Required work → Entries follow. Set all of them down as they stand.

-- BEGIN --

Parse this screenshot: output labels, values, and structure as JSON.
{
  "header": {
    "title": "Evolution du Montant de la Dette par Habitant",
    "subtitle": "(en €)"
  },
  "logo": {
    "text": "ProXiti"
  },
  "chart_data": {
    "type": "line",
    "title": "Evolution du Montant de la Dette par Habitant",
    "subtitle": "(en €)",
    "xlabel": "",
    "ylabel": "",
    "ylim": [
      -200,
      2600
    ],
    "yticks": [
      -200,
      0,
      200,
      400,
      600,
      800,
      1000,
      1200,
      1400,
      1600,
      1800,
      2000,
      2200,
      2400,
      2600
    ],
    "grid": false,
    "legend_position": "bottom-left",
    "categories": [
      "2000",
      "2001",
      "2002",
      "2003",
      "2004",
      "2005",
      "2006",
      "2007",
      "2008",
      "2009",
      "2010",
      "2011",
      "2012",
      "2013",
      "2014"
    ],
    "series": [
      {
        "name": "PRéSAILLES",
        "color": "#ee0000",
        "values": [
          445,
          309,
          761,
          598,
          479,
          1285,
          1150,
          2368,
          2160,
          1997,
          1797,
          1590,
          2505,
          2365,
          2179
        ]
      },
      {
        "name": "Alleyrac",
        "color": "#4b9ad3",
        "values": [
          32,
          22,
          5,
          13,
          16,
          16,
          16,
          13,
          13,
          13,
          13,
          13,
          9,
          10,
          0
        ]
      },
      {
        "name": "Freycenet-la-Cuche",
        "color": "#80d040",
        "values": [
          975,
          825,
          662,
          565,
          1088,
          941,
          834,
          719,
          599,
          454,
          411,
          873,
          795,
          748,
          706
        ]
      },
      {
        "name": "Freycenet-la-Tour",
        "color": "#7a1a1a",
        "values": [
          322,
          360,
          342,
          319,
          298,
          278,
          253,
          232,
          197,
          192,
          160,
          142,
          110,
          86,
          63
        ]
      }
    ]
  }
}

-- END --

Final answer →
Parse this screenshot: output labels, values, and structure as JSON.
{
  "header": {
    "title": "Evolution du Montant de la Dette par Habitant",
    "subtitle": "(en €)"
  },
  "logo": {
    "text": "ProXiti"
  },
  "chart_data": {
    "type": "line",
    "title": "Evolution du Montant de la Dette par Habitant",
    "subtitle": "(en €)",
    "xlabel": "",
    "ylabel": "",
    "ylim": [
      -200,
      2600
    ],
    "yticks": [
      -200,
      0,
      200,
      400,
      600,
      800,
      1000,
      1200,
      1400,
      1600,
      1800,
      2000,
      2200,
      2400,
      2600
    ],
    "grid": false,
    "legend_position": "bottom-left",
    "categories": [
      "2000",
      "2001",
      "2002",
      "2003",
      "2004",
      "2005",
      "2006",
      "2007",
      "2008",
      "2009",
      "2010",
      "2011",
      "2012",
      "2013",
      "2014"
    ],
    "series": [
      {
        "name": "PRéSAILLES",
        "color": "#ee0000",
        "values": [
          445,
          309,
          761,
          598,
          479,
          1285,
          1150,
          2368,
          2160,
          1997,
          1797,
          1590,
          2505,
          2365,
          2179
        ]
      },
      {
        "name": "Alleyrac",
        "color": "#4b9ad3",
        "values": [
          32,
          22,
          5,
          13,
          16,
          16,
          16,
          13,
          13,
          13,
          13,
          13,
          9,
          10,
          0
        ]
      },
      {
        "name": "Freycenet-la-Cuche",
        "color": "#80d040",
        "values": [
          975,
          825,
          662,
          565,
          1088,
          941,
          834,
          719,
          599,
          454,
          411,
          873,
          795,
          748,
          706
        ]
      },
      {
        "name": "Freycenet-la-Tour",
        "color": "#7a1a1a",
        "values": [
          322,
          360,
          342,
          319,
          298,
          278,
          253,
          232,
          197,
          192,
          160,
          142,
          110,
          86,
          63
        ]
      }
    ]
  }
}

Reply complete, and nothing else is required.